PASSAGE:
----------
ANOTHER NOTE PLEASE READ I NEED HELP

GUYS.

I don't want to quit on this story. I am not a quitter, and besides, I could never do that to y'all. Y'all have been so supportive through my struggles both with this story and with real life. I'm going through a really tough time in my life right now. To some people, I know it might not sound so serious, but it's very important to me.

I do not have a lot of friends. Some days, I don't think I have any. It's always been this way. All my life, I have been bullied. I've been locked in a really shitty mental institution (young Sera's experiences in the hospital are very much influenced by my own). I've had intense family problems (no physical abuse, thank goodness. Although my parents have their issues, they are NOT those kind of people). I've really struggled through life in the past five years, and I'm only sixteen.

I get lonely very easily. I know it sounds pretentious to say, but I'm not proud of it. I'm not bragging when I say that I have a very high intelligence quotient. It sucks, to be honest. I'm alienated from everyone my age because I can't get on board with what they do. It's hard for me to understand how they can be so short-sighted and immature. This just makes the loneliness worse.

But through it all, I've been "blessed" (I am not religious, but I find this word to fit what happened quite well) with two literal angels. People scare me. But animals? Animals save my life. I've had two dogs since I was around four. My older dog, a beautiful boy golden, died a year ago at age eleven, which is relatively young for a golden. I was devastated. My other dog, a female golden, was always with him, and his loss hit her very hard as well. I manned myself up so that I could comfort her. My dog has been my love for the past year (not in a sexual way, you fucking perverts). She slept in my bed. She looked out the window all day while I was at school to see when my bus came. She'd run to the door when I came home. I love her. She saved me from sinking down into darkness when my first dog died.

But two days ago, I got a call from my father while out school shopping. She'd been acting weird, so I suggested he take her to the vet. He had, and it wasn't good. My mother and I raced to the veterinarian only to find out that she had a cancerous rupture inside of her, causing her to bleed internally. There was a very invasive and painful operation that was the only way she might be able to live, but there was only a 20% success rate. We didn't want her to suffer. I held her paw and kissed her while crying off all of my eyeliner. I had to be literally dragged by my parents away from her so the doctors could euthanize her.

She was a eight years old.
----------
WHAT YOU WILL DO:
Reproduce the note word for word, starting at the words "I do not have" and ending after "the loneliness worse.".

SUPPLIED MATERIAL:
----------
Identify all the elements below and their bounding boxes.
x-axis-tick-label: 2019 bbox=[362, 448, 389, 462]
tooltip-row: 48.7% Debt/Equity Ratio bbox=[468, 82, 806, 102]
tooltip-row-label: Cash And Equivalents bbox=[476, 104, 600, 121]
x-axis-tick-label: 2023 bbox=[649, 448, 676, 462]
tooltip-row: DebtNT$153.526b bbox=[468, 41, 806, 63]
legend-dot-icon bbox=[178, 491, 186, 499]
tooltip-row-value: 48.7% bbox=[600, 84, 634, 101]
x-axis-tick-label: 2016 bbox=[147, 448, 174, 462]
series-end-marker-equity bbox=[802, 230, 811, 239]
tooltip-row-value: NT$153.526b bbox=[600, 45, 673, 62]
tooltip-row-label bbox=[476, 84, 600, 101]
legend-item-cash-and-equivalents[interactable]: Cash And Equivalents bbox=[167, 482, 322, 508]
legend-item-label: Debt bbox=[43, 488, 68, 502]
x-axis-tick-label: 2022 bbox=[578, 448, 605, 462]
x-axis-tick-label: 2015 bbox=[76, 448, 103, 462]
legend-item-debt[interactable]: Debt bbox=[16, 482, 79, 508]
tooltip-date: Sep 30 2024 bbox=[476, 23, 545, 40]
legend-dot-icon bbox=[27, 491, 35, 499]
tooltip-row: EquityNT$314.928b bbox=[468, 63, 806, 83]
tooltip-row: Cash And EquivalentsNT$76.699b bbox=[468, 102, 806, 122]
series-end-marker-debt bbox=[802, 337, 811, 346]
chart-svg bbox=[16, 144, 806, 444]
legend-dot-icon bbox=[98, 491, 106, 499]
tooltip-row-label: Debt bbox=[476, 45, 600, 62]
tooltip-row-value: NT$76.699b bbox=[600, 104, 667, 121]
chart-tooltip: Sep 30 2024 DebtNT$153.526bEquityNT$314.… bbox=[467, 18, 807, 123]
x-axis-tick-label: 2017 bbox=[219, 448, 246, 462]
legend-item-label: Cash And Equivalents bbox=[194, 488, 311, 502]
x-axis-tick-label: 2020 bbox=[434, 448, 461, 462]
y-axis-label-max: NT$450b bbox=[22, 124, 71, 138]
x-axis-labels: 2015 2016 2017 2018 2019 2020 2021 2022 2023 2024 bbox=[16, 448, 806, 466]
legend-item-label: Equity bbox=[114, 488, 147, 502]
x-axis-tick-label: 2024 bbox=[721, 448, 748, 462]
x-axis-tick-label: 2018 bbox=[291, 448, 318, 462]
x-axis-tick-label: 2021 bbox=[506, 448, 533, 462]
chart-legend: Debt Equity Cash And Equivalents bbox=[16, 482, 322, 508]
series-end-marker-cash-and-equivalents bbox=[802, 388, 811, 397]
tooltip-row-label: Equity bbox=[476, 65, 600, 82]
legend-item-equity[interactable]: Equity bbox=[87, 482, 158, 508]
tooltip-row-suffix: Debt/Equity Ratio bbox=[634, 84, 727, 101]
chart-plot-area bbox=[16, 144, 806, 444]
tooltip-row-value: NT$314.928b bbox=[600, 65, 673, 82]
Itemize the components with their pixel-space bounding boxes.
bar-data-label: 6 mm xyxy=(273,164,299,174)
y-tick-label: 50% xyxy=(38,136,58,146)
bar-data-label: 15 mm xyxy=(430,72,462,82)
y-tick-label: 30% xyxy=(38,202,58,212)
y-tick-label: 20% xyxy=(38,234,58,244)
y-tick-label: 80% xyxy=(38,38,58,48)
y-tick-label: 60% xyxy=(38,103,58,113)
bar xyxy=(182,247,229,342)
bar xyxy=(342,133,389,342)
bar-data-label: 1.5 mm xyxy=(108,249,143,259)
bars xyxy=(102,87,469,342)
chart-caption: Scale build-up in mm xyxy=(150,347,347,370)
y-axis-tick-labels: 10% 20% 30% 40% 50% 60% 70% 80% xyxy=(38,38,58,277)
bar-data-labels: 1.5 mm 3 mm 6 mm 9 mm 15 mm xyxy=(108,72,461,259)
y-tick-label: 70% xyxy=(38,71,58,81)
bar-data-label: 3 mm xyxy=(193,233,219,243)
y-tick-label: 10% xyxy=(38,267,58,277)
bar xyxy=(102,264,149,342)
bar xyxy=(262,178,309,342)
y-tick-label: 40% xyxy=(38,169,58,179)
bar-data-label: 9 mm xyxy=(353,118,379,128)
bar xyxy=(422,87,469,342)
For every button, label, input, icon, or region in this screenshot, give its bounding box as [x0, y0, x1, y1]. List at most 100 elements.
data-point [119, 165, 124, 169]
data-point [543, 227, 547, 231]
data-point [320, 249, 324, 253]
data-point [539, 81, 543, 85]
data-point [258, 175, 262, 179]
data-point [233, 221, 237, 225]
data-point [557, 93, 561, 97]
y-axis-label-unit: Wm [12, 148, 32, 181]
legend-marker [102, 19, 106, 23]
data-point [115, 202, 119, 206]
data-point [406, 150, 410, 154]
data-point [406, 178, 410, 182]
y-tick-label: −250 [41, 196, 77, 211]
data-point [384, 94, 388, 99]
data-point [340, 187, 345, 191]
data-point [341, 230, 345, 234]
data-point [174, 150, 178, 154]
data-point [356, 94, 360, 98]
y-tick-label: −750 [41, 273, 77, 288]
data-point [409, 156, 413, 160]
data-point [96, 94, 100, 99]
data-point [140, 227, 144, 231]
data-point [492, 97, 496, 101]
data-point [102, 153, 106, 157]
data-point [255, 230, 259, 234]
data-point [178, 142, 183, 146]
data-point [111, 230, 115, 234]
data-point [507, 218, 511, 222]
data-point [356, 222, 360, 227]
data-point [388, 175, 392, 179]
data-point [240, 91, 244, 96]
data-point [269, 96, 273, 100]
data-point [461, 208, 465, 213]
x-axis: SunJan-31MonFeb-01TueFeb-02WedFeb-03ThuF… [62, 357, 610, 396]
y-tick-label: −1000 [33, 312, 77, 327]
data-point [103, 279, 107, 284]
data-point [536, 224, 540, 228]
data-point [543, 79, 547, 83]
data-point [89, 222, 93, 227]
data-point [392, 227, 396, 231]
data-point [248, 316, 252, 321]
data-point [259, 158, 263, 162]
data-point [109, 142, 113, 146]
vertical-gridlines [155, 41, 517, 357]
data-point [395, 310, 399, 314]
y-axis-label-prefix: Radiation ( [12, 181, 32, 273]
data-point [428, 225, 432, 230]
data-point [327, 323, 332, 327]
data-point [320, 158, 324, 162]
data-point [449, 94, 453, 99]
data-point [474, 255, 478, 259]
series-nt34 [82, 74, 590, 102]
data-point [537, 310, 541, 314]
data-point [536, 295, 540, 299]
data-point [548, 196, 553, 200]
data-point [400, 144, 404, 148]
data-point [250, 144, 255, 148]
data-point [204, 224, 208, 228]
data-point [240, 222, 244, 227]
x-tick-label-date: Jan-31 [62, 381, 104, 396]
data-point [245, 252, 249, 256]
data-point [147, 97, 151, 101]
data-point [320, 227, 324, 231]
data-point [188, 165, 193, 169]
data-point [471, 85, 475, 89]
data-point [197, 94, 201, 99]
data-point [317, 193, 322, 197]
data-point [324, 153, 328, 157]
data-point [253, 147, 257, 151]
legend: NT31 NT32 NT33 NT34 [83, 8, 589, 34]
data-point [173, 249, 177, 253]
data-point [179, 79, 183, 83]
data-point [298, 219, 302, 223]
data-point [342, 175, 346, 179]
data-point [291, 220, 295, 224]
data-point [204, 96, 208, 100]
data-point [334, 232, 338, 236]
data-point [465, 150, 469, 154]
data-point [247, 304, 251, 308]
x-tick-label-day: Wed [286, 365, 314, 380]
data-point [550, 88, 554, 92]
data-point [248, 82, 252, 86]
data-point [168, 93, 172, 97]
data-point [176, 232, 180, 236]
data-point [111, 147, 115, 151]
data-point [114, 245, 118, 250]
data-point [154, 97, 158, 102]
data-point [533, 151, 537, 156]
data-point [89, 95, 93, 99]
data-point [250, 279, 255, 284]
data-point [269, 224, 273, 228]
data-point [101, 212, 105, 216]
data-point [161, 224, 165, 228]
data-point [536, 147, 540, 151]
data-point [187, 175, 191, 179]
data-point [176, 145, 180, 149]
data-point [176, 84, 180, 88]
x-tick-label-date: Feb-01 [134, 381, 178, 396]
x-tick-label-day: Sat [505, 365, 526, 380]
----------
WRITTEN ANSWER:
I do not have a lot of friends. Some days, I don't think I have any. It's always been this way. All my life, I have been bullied. I've been locked in a really shitty mental institution (young Sera's experiences in the hospital are very much influenced by my own). I've had intense family problems (no physical abuse, thank goodness. Although my parents have their issues, they are NOT those kind of people). I've really struggled through life in the past five years, and I'm only sixteen.

I get lonely very easily. I know it sounds pretentious to say, but I'm not proud of it. I'm not bragging when I say that I have a very high intelligence quotient. It sucks, to be honest. I'm alienated from everyone my age because I can't get on board with what they do. It's hard for me to understand how they can be so short-sighted and immature. This just makes the loneliness worse.